OBJECTIVE — Return every line of the material exactly.

** begin THE DATA **

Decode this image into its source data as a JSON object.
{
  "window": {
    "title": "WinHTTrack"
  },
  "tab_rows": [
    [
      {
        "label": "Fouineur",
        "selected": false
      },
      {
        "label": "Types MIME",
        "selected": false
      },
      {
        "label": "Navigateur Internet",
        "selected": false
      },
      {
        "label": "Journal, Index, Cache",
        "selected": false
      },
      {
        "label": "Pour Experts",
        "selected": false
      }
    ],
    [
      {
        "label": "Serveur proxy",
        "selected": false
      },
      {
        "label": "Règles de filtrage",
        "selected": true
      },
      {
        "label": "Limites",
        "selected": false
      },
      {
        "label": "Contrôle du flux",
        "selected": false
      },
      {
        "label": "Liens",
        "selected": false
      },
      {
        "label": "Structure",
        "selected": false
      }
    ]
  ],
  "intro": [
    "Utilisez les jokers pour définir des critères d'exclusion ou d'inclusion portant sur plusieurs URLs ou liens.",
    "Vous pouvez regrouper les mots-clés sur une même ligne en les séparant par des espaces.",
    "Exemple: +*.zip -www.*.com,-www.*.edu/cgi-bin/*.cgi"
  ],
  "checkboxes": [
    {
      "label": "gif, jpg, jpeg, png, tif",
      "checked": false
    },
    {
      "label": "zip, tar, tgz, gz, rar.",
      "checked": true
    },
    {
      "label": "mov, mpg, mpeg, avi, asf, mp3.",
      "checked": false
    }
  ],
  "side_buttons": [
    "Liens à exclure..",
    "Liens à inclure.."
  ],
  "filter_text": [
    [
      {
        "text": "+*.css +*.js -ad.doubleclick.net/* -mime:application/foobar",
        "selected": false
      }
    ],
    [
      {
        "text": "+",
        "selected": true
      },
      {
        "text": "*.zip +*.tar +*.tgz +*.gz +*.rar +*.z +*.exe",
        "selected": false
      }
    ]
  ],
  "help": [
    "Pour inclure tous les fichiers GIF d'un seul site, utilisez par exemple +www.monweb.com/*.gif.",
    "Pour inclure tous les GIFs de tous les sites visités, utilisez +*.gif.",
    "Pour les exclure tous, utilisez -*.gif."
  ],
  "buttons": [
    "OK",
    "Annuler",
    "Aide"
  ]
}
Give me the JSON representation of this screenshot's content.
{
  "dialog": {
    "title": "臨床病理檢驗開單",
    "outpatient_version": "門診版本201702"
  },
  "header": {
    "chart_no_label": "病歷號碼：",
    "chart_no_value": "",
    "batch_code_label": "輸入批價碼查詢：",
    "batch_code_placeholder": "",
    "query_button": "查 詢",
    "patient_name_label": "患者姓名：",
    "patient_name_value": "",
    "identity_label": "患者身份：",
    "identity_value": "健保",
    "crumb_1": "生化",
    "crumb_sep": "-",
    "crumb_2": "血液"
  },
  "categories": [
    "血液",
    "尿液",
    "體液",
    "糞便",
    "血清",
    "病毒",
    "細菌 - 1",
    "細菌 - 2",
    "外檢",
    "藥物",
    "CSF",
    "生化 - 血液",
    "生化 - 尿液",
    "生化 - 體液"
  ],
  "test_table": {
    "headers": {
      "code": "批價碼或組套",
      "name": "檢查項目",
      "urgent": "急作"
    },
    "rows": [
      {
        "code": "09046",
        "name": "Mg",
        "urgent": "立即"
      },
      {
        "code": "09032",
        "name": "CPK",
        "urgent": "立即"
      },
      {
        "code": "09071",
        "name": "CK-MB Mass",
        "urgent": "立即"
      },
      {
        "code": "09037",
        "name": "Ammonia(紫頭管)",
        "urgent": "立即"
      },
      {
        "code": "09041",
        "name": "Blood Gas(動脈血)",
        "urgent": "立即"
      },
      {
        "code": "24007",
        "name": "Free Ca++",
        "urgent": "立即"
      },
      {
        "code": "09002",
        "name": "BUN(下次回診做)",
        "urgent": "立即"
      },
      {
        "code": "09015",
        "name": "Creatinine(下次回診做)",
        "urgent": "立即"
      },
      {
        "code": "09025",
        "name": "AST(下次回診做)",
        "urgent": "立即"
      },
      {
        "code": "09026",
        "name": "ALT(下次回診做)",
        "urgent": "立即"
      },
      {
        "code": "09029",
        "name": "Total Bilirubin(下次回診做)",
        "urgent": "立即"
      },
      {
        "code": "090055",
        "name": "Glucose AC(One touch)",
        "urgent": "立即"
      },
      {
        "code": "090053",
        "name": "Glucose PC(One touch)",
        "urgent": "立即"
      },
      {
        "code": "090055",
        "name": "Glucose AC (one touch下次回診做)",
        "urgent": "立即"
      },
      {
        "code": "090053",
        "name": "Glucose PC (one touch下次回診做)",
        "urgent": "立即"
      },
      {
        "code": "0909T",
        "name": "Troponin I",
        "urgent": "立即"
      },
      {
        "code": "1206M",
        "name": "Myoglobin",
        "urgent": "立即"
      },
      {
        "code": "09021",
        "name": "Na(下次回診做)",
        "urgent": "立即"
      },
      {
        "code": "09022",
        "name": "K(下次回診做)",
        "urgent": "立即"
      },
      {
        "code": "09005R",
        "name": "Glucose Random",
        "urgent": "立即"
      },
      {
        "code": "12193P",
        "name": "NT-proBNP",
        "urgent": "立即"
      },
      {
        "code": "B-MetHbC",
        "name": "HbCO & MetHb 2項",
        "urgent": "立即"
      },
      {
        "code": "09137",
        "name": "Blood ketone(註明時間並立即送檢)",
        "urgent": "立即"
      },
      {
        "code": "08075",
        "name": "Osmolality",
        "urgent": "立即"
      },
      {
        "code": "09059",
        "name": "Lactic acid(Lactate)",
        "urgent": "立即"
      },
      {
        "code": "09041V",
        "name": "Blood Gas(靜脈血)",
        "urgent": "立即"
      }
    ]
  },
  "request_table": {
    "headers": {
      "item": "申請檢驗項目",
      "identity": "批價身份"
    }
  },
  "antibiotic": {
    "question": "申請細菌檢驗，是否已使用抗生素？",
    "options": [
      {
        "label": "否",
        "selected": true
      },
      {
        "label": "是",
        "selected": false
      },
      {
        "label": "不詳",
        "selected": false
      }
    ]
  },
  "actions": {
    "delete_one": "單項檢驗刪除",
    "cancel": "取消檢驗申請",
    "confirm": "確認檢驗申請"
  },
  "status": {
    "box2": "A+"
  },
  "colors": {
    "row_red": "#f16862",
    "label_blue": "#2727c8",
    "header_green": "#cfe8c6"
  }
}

** end THE DATA **

ANSWER TO THIS EXERCISE —
Decode this image into its source data as a JSON object.
{
  "window": {
    "title": "WinHTTrack"
  },
  "tab_rows": [
    [
      {
        "label": "Fouineur",
        "selected": false
      },
      {
        "label": "Types MIME",
        "selected": false
      },
      {
        "label": "Navigateur Internet",
        "selected": false
      },
      {
        "label": "Journal, Index, Cache",
        "selected": false
      },
      {
        "label": "Pour Experts",
        "selected": false
      }
    ],
    [
      {
        "label": "Serveur proxy",
        "selected": false
      },
      {
        "label": "Règles de filtrage",
        "selected": true
      },
      {
        "label": "Limites",
        "selected": false
      },
      {
        "label": "Contrôle du flux",
        "selected": false
      },
      {
        "label": "Liens",
        "selected": false
      },
      {
        "label": "Structure",
        "selected": false
      }
    ]
  ],
  "intro": [
    "Utilisez les jokers pour définir des critères d'exclusion ou d'inclusion portant sur plusieurs URLs ou liens.",
    "Vous pouvez regrouper les mots-clés sur une même ligne en les séparant par des espaces.",
    "Exemple: +*.zip -www.*.com,-www.*.edu/cgi-bin/*.cgi"
  ],
  "checkboxes": [
    {
      "label": "gif, jpg, jpeg, png, tif",
      "checked": false
    },
    {
      "label": "zip, tar, tgz, gz, rar.",
      "checked": true
    },
    {
      "label": "mov, mpg, mpeg, avi, asf, mp3.",
      "checked": false
    }
  ],
  "side_buttons": [
    "Liens à exclure..",
    "Liens à inclure.."
  ],
  "filter_text": [
    [
      {
        "text": "+*.css +*.js -ad.doubleclick.net/* -mime:application/foobar",
        "selected": false
      }
    ],
    [
      {
        "text": "+",
        "selected": true
      },
      {
        "text": "*.zip +*.tar +*.tgz +*.gz +*.rar +*.z +*.exe",
        "selected": false
      }
    ]
  ],
  "help": [
    "Pour inclure tous les fichiers GIF d'un seul site, utilisez par exemple +www.monweb.com/*.gif.",
    "Pour inclure tous les GIFs de tous les sites visités, utilisez +*.gif.",
    "Pour les exclure tous, utilisez -*.gif."
  ],
  "buttons": [
    "OK",
    "Annuler",
    "Aide"
  ]
}
Give me the JSON representation of this screenshot's content.
{
  "dialog": {
    "title": "臨床病理檢驗開單",
    "outpatient_version": "門診版本201702"
  },
  "header": {
    "chart_no_label": "病歷號碼：",
    "chart_no_value": "",
    "batch_code_label": "輸入批價碼查詢：",
    "batch_code_placeholder": "",
    "query_button": "查 詢",
    "patient_name_label": "患者姓名：",
    "patient_name_value": "",
    "identity_label": "患者身份：",
    "identity_value": "健保",
    "crumb_1": "生化",
    "crumb_sep": "-",
    "crumb_2": "血液"
  },
  "categories": [
    "血液",
    "尿液",
    "體液",
    "糞便",
    "血清",
    "病毒",
    "細菌 - 1",
    "細菌 - 2",
    "外檢",
    "藥物",
    "CSF",
    "生化 - 血液",
    "生化 - 尿液",
    "生化 - 體液"
  ],
  "test_table": {
    "headers": {
      "code": "批價碼或組套",
      "name": "檢查項目",
      "urgent": "急作"
    },
    "rows": [
      {
        "code": "09046",
        "name": "Mg",
        "urgent": "立即"
      },
      {
        "code": "09032",
        "name": "CPK",
        "urgent": "立即"
      },
      {
        "code": "09071",
        "name": "CK-MB Mass",
        "urgent": "立即"
      },
      {
        "code": "09037",
        "name": "Ammonia(紫頭管)",
        "urgent": "立即"
      },
      {
        "code": "09041",
        "name": "Blood Gas(動脈血)",
        "urgent": "立即"
      },
      {
        "code": "24007",
        "name": "Free Ca++",
        "urgent": "立即"
      },
      {
        "code": "09002",
        "name": "BUN(下次回診做)",
        "urgent": "立即"
      },
      {
        "code": "09015",
        "name": "Creatinine(下次回診做)",
        "urgent": "立即"
      },
      {
        "code": "09025",
        "name": "AST(下次回診做)",
        "urgent": "立即"
      },
      {
        "code": "09026",
        "name": "ALT(下次回診做)",
        "urgent": "立即"
      },
      {
        "code": "09029",
        "name": "Total Bilirubin(下次回診做)",
        "urgent": "立即"
      },
      {
        "code": "090055",
        "name": "Glucose AC(One touch)",
        "urgent": "立即"
      },
      {
        "code": "090053",
        "name": "Glucose PC(One touch)",
        "urgent": "立即"
      },
      {
        "code": "090055",
        "name": "Glucose AC (one touch下次回診做)",
        "urgent": "立即"
      },
      {
        "code": "090053",
        "name": "Glucose PC (one touch下次回診做)",
        "urgent": "立即"
      },
      {
        "code": "0909T",
        "name": "Troponin I",
        "urgent": "立即"
      },
      {
        "code": "1206M",
        "name": "Myoglobin",
        "urgent": "立即"
      },
      {
        "code": "09021",
        "name": "Na(下次回診做)",
        "urgent": "立即"
      },
      {
        "code": "09022",
        "name": "K(下次回診做)",
        "urgent": "立即"
      },
      {
        "code": "09005R",
        "name": "Glucose Random",
        "urgent": "立即"
      },
      {
        "code": "12193P",
        "name": "NT-proBNP",
        "urgent": "立即"
      },
      {
        "code": "B-MetHbC",
        "name": "HbCO & MetHb 2項",
        "urgent": "立即"
      },
      {
        "code": "09137",
        "name": "Blood ketone(註明時間並立即送檢)",
        "urgent": "立即"
      },
      {
        "code": "08075",
        "name": "Osmolality",
        "urgent": "立即"
      },
      {
        "code": "09059",
        "name": "Lactic acid(Lactate)",
        "urgent": "立即"
      },
      {
        "code": "09041V",
        "name": "Blood Gas(靜脈血)",
        "urgent": "立即"
      }
    ]
  },
  "request_table": {
    "headers": {
      "item": "申請檢驗項目",
      "identity": "批價身份"
    }
  },
  "antibiotic": {
    "question": "申請細菌檢驗，是否已使用抗生素？",
    "options": [
      {
        "label": "否",
        "selected": true
      },
      {
        "label": "是",
        "selected": false
      },
      {
        "label": "不詳",
        "selected": false
      }
    ]
  },
  "actions": {
    "delete_one": "單項檢驗刪除",
    "cancel": "取消檢驗申請",
    "confirm": "確認檢驗申請"
  },
  "status": {
    "box2": "A+"
  },
  "colors": {
    "row_red": "#f16862",
    "label_blue": "#2727c8",
    "header_green": "#cfe8c6"
  }
}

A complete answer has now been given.